**Materials provided:**
========================================
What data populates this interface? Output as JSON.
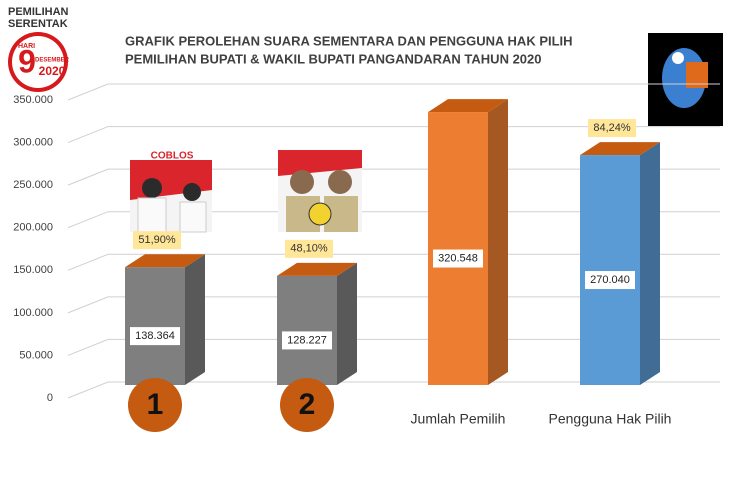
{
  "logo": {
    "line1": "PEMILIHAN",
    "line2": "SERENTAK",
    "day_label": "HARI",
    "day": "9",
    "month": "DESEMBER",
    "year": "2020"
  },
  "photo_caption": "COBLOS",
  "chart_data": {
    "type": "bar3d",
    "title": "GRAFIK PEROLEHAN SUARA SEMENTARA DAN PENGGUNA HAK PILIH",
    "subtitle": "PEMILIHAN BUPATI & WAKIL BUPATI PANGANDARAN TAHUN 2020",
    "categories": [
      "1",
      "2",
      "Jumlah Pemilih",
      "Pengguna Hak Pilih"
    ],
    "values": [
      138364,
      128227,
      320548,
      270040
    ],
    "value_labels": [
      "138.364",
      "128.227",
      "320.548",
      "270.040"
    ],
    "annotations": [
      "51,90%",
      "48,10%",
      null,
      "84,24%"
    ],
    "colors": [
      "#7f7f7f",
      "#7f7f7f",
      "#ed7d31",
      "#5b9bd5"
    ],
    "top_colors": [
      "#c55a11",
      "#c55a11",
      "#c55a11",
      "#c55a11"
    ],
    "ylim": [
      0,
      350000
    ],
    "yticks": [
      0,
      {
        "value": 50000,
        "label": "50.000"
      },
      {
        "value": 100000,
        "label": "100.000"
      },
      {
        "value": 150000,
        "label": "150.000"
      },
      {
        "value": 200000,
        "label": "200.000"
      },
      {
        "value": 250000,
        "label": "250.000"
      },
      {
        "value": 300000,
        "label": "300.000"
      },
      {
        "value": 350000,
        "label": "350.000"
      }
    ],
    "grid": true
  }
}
========================================
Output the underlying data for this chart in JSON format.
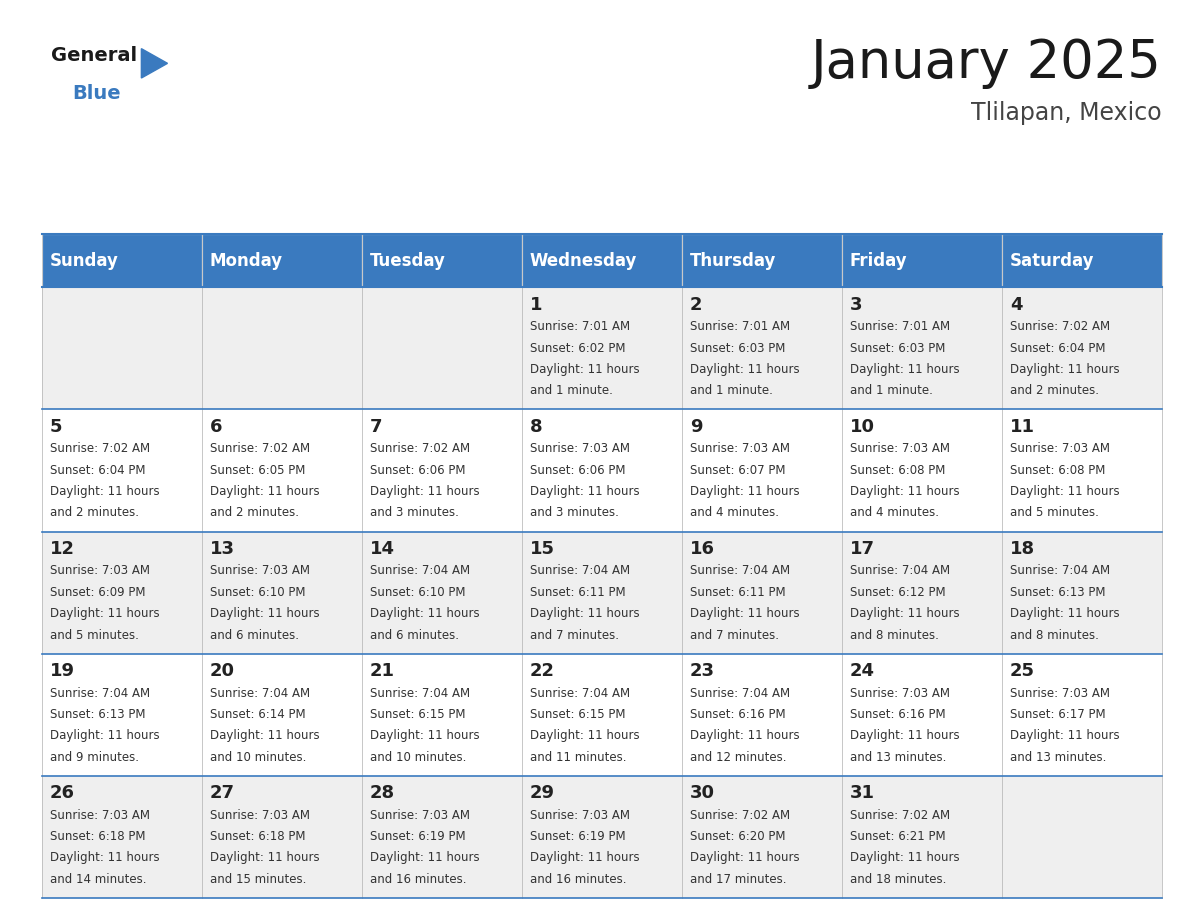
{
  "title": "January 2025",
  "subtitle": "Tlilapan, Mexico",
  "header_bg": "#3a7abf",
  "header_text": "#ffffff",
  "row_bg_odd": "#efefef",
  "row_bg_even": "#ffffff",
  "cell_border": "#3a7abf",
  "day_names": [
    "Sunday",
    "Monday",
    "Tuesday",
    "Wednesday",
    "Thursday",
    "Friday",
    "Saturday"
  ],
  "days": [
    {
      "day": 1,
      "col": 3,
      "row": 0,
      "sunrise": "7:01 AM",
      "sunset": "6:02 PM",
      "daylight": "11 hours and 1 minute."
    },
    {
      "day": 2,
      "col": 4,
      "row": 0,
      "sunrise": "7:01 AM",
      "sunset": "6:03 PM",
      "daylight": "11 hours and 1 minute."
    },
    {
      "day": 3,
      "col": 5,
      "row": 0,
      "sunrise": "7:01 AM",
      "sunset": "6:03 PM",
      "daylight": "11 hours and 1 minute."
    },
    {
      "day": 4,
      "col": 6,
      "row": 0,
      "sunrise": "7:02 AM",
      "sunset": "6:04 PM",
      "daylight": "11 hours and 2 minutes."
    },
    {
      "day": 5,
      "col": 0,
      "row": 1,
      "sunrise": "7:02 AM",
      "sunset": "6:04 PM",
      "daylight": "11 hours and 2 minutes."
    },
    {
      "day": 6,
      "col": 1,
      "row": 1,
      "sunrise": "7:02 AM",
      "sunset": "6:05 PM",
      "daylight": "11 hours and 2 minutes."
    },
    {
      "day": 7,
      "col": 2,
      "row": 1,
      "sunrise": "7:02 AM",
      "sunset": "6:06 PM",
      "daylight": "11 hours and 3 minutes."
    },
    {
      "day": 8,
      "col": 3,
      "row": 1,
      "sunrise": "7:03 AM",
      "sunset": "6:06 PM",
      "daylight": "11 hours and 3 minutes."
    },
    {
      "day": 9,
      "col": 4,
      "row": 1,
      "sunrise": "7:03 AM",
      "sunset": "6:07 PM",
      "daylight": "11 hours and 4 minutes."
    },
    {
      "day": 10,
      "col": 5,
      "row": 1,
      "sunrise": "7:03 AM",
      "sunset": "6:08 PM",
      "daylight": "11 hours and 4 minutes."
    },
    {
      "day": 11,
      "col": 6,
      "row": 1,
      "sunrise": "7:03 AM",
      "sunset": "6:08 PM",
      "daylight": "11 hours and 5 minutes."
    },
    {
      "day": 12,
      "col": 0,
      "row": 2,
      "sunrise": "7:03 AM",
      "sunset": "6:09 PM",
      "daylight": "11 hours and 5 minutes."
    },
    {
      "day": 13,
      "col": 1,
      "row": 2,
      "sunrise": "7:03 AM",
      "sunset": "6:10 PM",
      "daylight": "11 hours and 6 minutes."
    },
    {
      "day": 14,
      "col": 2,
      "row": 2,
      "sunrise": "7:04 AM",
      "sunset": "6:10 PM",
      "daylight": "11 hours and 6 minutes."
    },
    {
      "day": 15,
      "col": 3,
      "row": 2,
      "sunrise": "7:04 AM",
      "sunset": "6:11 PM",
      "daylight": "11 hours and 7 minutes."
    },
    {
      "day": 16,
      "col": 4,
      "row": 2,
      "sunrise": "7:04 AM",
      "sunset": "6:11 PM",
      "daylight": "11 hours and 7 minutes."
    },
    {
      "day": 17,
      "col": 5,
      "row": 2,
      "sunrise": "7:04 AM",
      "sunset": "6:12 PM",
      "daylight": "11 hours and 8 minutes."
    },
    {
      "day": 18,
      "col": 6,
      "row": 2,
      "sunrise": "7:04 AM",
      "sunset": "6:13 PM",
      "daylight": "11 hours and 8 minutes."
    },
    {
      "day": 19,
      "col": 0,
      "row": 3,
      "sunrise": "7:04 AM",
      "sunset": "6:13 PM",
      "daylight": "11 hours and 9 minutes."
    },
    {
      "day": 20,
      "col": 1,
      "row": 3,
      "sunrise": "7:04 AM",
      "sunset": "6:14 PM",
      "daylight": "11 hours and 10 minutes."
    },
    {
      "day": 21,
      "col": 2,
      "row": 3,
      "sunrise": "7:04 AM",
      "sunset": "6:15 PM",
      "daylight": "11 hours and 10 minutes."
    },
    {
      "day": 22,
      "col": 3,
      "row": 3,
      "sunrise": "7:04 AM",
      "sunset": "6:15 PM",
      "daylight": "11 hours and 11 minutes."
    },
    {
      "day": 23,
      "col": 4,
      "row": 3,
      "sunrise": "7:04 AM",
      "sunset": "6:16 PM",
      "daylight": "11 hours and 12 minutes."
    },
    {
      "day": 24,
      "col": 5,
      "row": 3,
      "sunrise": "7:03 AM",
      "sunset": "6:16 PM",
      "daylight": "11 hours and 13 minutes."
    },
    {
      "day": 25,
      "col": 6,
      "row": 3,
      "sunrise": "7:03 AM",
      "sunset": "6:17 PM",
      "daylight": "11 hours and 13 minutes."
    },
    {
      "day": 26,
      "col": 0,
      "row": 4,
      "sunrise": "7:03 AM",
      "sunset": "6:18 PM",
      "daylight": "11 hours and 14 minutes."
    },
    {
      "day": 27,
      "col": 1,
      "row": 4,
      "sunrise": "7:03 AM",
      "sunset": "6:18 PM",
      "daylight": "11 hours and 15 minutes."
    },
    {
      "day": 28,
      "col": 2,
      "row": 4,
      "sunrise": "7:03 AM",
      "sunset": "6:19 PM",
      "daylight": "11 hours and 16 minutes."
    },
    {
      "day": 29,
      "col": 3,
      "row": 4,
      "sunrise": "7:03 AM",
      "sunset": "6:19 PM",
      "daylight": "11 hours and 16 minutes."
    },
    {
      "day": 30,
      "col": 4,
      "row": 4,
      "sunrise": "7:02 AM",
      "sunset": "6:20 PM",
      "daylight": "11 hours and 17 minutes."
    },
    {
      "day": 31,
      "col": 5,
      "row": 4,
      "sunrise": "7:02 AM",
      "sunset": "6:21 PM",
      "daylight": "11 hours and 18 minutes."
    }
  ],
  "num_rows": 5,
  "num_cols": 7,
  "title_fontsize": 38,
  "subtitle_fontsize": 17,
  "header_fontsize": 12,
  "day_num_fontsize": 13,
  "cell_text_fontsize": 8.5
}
========================================
**Brief:** Pick out each line containing "PEMILIHAN" and report it.

**Result of the task:**
    "line1": "PEMILIHAN",
    "subtitle": "PEMILIHAN BUPATI & WAKIL BUPATI PANGANDARAN TAHUN 2020",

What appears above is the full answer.